**Exercise goal**
Each entry below is to be duplicated verbatim.

**Dataset**
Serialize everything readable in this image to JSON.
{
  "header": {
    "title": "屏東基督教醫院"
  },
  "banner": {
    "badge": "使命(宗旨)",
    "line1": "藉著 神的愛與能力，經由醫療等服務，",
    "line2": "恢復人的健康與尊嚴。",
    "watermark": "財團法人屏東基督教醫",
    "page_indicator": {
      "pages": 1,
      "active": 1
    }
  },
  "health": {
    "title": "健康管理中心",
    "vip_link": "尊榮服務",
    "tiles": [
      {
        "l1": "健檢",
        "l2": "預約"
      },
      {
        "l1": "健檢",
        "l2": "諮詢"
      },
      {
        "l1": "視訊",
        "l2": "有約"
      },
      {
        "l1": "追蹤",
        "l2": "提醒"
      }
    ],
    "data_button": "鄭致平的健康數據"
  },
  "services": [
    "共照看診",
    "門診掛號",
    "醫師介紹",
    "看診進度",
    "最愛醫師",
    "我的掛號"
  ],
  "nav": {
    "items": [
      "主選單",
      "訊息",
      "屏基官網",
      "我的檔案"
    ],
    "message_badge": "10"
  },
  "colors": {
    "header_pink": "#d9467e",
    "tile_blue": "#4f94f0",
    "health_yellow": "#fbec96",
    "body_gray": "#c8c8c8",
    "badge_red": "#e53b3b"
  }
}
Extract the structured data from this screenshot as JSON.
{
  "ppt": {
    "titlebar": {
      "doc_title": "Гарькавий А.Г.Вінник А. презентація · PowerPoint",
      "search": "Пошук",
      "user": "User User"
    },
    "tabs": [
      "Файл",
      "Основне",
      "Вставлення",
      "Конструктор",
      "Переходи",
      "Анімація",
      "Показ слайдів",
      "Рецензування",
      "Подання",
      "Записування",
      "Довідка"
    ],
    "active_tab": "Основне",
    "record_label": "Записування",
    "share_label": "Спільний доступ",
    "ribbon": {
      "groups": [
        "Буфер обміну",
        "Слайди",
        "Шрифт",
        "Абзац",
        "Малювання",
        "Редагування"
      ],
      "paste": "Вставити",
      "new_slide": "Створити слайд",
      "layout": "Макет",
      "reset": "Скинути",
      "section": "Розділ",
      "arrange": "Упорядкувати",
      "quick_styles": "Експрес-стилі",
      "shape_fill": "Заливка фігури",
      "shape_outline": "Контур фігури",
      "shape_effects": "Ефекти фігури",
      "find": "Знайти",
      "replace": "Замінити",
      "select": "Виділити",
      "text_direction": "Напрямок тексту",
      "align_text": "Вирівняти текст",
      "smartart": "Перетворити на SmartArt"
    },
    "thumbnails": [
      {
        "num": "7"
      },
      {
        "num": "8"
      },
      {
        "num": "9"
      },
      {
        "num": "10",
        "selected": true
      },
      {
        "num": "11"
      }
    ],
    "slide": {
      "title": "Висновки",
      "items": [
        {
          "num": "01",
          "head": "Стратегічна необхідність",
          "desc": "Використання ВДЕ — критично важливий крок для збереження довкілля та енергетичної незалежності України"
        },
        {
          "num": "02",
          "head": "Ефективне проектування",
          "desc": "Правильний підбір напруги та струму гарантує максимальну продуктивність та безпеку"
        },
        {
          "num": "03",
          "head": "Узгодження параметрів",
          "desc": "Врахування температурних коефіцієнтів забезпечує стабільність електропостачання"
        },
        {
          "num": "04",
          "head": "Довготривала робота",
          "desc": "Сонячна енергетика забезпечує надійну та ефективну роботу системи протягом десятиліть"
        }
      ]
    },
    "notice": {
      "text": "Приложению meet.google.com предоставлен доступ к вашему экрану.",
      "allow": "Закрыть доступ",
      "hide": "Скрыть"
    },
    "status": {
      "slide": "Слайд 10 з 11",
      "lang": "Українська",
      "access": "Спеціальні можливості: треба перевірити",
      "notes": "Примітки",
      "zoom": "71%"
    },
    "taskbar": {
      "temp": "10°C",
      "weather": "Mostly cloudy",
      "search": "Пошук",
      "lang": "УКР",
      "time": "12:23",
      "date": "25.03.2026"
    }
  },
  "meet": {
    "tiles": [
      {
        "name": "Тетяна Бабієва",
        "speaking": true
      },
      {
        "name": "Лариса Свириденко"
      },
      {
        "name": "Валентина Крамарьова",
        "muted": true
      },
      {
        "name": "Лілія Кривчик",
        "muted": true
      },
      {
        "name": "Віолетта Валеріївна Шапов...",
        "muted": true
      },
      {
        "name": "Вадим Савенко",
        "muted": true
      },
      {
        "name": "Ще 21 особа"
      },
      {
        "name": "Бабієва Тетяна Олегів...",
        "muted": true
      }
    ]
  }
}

**Solution to the exercise**
Serialize everything readable in this image to JSON.
{
  "header": {
    "title": "屏東基督教醫院"
  },
  "banner": {
    "badge": "使命(宗旨)",
    "line1": "藉著 神的愛與能力，經由醫療等服務，",
    "line2": "恢復人的健康與尊嚴。",
    "watermark": "財團法人屏東基督教醫",
    "page_indicator": {
      "pages": 1,
      "active": 1
    }
  },
  "health": {
    "title": "健康管理中心",
    "vip_link": "尊榮服務",
    "tiles": [
      {
        "l1": "健檢",
        "l2": "預約"
      },
      {
        "l1": "健檢",
        "l2": "諮詢"
      },
      {
        "l1": "視訊",
        "l2": "有約"
      },
      {
        "l1": "追蹤",
        "l2": "提醒"
      }
    ],
    "data_button": "鄭致平的健康數據"
  },
  "services": [
    "共照看診",
    "門診掛號",
    "醫師介紹",
    "看診進度",
    "最愛醫師",
    "我的掛號"
  ],
  "nav": {
    "items": [
      "主選單",
      "訊息",
      "屏基官網",
      "我的檔案"
    ],
    "message_badge": "10"
  },
  "colors": {
    "header_pink": "#d9467e",
    "tile_blue": "#4f94f0",
    "health_yellow": "#fbec96",
    "body_gray": "#c8c8c8",
    "badge_red": "#e53b3b"
  }
}
Extract the structured data from this screenshot as JSON.
{
  "ppt": {
    "titlebar": {
      "doc_title": "Гарькавий А.Г.Вінник А. презентація · PowerPoint",
      "search": "Пошук",
      "user": "User User"
    },
    "tabs": [
      "Файл",
      "Основне",
      "Вставлення",
      "Конструктор",
      "Переходи",
      "Анімація",
      "Показ слайдів",
      "Рецензування",
      "Подання",
      "Записування",
      "Довідка"
    ],
    "active_tab": "Основне",
    "record_label": "Записування",
    "share_label": "Спільний доступ",
    "ribbon": {
      "groups": [
        "Буфер обміну",
        "Слайди",
        "Шрифт",
        "Абзац",
        "Малювання",
        "Редагування"
      ],
      "paste": "Вставити",
      "new_slide": "Створити слайд",
      "layout": "Макет",
      "reset": "Скинути",
      "section": "Розділ",
      "arrange": "Упорядкувати",
      "quick_styles": "Експрес-стилі",
      "shape_fill": "Заливка фігури",
      "shape_outline": "Контур фігури",
      "shape_effects": "Ефекти фігури",
      "find": "Знайти",
      "replace": "Замінити",
      "select": "Виділити",
      "text_direction": "Напрямок тексту",
      "align_text": "Вирівняти текст",
      "smartart": "Перетворити на SmartArt"
    },
    "thumbnails": [
      {
        "num": "7"
      },
      {
        "num": "8"
      },
      {
        "num": "9"
      },
      {
        "num": "10",
        "selected": true
      },
      {
        "num": "11"
      }
    ],
    "slide": {
      "title": "Висновки",
      "items": [
        {
          "num": "01",
          "head": "Стратегічна необхідність",
          "desc": "Використання ВДЕ — критично важливий крок для збереження довкілля та енергетичної незалежності України"
        },
        {
          "num": "02",
          "head": "Ефективне проектування",
          "desc": "Правильний підбір напруги та струму гарантує максимальну продуктивність та безпеку"
        },
        {
          "num": "03",
          "head": "Узгодження параметрів",
          "desc": "Врахування температурних коефіцієнтів забезпечує стабільність електропостачання"
        },
        {
          "num": "04",
          "head": "Довготривала робота",
          "desc": "Сонячна енергетика забезпечує надійну та ефективну роботу системи протягом десятиліть"
        }
      ]
    },
    "notice": {
      "text": "Приложению meet.google.com предоставлен доступ к вашему экрану.",
      "allow": "Закрыть доступ",
      "hide": "Скрыть"
    },
    "status": {
      "slide": "Слайд 10 з 11",
      "lang": "Українська",
      "access": "Спеціальні можливості: треба перевірити",
      "notes": "Примітки",
      "zoom": "71%"
    },
    "taskbar": {
      "temp": "10°C",
      "weather": "Mostly cloudy",
      "search": "Пошук",
      "lang": "УКР",
      "time": "12:23",
      "date": "25.03.2026"
    }
  },
  "meet": {
    "tiles": [
      {
        "name": "Тетяна Бабієва",
        "speaking": true
      },
      {
        "name": "Лариса Свириденко"
      },
      {
        "name": "Валентина Крамарьова",
        "muted": true
      },
      {
        "name": "Лілія Кривчик",
        "muted": true
      },
      {
        "name": "Віолетта Валеріївна Шапов...",
        "muted": true
      },
      {
        "name": "Вадим Савенко",
        "muted": true
      },
      {
        "name": "Ще 21 особа"
      },
      {
        "name": "Бабієва Тетяна Олегів...",
        "muted": true
      }
    ]
  }
}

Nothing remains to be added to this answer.